Christian Insecurity: The Search for the Historical Jesus

Hermann Samuel Reimarus (d. 1768) may have been the first to seriously approach Jesus from a non-theological position. His book, An apology for, or some words in defense of, reasoning worshipers of God launched what would become a multi-century quest to establish Jesus as a man among men. Another early effort to view Jesus beyond gospel portrayals was Thomas Jefferson, third president of the United States. In his, The Life and Morals of Jesus of Nazareth (1819). Jefferson admires Jesus for his ethics while dismissing the miracles as embellishments added by the gospel authors. Such early efforts occurring on two continents provides a glimpse into the early effort to separate “Jesus” from myth. 

In 1906 Albert Schweitzer wrote his ground-breaking Von Reimarus zu Wrede. In English translation the book title was The Quest for the Historical Jesus. The title soon became the umbrella for scholars dedicated to discover evidence for the man Jesus in first century Judea. But beyond describing life and society in first century Judea and Rome Quest scholarship has failed to arrive provide any evidence to support a historical Jesus able to satisfy scientific scrutiny. Which might make sense if Jesus was just that “itinerant rabbi” described by John Dominick Crossan in his The Historical Jesus: The Life of a Mediterranean Jewish Peasant. But Jesus described in scripture was well-known in Judea. His greeting by multitudes as he approached Jerusalem; his trial before the Sanhedrin, by Rome’s Governor himself describe Jesus as anything but anonymous. 

How then explain his absence from sources outside scripture, from the historical record? 

The “Search” (Quest) falls generally into three (some prefer five) stages with Reimarus’ “rational” method describing the first and Schweitzer’s “Quest” inspiring the second. For our purposes I suggest the still functioning Jesus Seminar as representing the beginning of the third stage. But there has always existed another stream whose focus is that Jesus of scripture is mythic, that the Christ figure is instead an adaptation of Paganism’s man-god. 

The argument against a “historical” Jesus revolves around the near identity between the Pauline/gospels Jesus and the figure of Osiris-Dionysus of the Mystery religions which dominated the Roman Empire at the time. Osiris was an Egyptian god who first appears in carvings in tombs beginning approximately 2500 years before Jesus. Dionysus (or Bacchus) is Osiris’ Greek representation and first appears around a thousand years later, about 1500 years before Jesus. 

Following is from The Jesus Mysteries by Timothy Freke and Peter Gandy: 

“Osiris-Dionysus is God made flesh, the savior and “Son of God.” 

“His father is God and his mother is a mortal virgin. 

“He is born in a humble cowshed on December 25 before three shepherds. 

“He offers his followers the chance to be born again through the rites of baptism. 

“He rides triumphantly into town on a donkey while people wave palm leaved to honor him. 

“He dies at Eastertime as a sacrifice for the sins of the world.

________________

**Given task**. Rewrite the essay on the historical Jesus from "Following is from" to "to honor him.", with "cowshed" replaced by "stable".

**Material supplied**.
________________

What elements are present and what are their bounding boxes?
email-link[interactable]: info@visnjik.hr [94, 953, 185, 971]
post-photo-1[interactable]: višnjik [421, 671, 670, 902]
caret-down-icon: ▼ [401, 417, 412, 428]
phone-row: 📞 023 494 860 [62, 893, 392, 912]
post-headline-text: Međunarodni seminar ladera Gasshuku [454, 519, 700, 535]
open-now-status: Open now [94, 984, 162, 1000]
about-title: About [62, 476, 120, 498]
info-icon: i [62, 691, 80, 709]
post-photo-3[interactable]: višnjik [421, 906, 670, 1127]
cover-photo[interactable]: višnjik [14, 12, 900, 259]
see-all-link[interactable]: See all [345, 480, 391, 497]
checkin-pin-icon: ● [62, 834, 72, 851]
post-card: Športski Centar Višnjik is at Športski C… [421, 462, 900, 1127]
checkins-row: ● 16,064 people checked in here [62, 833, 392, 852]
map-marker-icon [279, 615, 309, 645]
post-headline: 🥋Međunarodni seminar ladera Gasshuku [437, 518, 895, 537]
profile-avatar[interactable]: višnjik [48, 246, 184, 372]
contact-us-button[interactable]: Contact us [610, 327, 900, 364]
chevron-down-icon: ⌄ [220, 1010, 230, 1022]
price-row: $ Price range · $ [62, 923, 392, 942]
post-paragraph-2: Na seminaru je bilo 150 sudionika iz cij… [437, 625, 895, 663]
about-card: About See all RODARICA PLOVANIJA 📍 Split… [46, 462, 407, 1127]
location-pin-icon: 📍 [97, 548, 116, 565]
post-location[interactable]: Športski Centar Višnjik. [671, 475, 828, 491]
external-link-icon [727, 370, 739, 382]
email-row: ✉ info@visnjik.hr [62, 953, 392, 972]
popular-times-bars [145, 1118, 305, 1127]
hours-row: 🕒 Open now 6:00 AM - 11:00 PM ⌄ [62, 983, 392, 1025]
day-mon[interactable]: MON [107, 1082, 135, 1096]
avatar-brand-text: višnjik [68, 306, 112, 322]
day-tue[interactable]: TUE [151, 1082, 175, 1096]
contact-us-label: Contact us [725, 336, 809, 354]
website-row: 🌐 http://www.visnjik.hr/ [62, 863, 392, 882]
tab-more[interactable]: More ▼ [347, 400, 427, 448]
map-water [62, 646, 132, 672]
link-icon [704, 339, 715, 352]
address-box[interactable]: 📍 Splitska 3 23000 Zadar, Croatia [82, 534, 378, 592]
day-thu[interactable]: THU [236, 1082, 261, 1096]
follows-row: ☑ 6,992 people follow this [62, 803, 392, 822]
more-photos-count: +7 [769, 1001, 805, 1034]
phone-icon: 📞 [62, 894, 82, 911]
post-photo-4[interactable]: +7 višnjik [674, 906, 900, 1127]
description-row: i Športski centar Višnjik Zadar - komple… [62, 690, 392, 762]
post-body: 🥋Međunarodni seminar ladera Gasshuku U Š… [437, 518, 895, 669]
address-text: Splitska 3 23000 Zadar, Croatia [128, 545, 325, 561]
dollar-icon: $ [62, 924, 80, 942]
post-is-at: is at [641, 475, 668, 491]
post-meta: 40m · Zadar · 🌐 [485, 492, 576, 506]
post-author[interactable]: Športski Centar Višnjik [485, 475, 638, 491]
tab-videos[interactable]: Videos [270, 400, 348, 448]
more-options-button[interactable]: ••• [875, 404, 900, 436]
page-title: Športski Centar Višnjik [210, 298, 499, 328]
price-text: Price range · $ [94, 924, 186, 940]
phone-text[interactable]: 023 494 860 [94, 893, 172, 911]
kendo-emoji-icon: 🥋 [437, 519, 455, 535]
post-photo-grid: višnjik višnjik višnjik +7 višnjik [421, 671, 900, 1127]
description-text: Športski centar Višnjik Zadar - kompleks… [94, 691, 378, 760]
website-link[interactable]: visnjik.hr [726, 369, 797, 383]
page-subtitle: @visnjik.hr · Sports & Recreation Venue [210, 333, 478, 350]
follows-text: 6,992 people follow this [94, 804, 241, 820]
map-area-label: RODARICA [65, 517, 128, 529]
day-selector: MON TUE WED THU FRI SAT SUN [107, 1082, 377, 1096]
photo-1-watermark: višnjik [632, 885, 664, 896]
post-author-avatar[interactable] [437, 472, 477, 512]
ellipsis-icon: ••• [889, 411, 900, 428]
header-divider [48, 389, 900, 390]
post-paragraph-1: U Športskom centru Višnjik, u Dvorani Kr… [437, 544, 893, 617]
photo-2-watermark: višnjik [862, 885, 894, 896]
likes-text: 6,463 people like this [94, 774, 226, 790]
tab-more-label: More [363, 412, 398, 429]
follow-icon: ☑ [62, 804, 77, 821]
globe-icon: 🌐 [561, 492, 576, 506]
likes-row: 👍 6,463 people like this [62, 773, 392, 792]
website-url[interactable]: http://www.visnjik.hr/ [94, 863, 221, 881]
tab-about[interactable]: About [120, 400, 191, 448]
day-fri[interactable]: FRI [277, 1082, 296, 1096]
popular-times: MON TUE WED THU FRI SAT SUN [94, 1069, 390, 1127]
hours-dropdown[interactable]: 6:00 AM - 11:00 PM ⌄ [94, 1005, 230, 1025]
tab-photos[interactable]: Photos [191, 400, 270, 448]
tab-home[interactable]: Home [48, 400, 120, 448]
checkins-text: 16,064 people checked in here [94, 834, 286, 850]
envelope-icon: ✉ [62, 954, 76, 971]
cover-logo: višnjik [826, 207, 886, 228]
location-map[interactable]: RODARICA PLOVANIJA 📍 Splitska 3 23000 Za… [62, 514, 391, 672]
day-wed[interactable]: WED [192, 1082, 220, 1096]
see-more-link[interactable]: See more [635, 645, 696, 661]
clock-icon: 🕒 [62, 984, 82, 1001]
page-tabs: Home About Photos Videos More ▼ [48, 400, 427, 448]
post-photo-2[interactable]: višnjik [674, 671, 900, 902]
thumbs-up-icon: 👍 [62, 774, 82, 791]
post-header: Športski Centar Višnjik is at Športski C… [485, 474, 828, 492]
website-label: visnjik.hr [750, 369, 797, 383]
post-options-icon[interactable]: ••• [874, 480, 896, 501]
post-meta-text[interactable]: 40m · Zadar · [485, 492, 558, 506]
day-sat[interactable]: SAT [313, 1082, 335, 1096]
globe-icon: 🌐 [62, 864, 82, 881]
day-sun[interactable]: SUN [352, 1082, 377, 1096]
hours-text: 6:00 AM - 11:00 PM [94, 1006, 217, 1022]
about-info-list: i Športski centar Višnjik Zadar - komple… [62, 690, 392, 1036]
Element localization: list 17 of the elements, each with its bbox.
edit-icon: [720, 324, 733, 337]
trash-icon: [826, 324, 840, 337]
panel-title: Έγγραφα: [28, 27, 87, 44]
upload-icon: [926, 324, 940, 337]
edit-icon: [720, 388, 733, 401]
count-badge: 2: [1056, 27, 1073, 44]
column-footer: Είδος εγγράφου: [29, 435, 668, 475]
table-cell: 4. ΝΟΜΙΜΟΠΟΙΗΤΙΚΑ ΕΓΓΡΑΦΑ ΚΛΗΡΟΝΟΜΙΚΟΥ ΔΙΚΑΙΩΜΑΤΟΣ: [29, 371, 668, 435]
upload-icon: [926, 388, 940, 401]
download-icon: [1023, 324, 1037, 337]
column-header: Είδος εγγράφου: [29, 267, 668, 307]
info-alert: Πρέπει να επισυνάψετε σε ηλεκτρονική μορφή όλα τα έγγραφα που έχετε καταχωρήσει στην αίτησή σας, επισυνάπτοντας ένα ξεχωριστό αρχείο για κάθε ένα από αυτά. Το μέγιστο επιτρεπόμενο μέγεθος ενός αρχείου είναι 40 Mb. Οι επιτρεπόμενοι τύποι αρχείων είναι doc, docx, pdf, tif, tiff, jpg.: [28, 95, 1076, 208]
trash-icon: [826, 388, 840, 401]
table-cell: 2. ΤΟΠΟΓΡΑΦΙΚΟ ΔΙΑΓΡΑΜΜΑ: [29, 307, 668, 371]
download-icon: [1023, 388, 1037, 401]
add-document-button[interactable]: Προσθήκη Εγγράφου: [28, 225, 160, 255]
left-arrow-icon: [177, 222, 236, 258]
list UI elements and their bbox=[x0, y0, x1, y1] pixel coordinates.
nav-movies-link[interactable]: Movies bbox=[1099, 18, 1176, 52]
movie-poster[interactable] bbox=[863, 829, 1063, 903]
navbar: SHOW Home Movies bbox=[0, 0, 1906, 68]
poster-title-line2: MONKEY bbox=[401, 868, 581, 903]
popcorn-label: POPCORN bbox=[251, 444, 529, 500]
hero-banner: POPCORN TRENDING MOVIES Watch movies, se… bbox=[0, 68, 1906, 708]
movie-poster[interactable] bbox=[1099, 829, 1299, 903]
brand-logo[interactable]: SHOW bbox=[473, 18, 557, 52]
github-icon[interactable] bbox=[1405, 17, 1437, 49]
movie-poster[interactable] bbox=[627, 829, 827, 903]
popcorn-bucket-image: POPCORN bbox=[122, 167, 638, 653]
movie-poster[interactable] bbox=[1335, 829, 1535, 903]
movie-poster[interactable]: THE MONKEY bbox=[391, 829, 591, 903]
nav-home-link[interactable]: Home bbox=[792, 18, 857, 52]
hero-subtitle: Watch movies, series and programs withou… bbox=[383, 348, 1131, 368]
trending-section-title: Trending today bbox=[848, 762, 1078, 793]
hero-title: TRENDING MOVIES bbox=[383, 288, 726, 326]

________________

**Written answer**.
Following is from The Jesus Mysteries by Timothy Freke and Peter Gandy: 

“Osiris-Dionysus is God made flesh, the savior and “Son of God.” 

“His father is God and his mother is a mortal virgin. 

“He is born in a humble stable on December 25 before three shepherds. 

“He offers his followers the chance to be born again through the rites of baptism. 

“He rides triumphantly into town on a donkey while people wave palm leaved to honor him.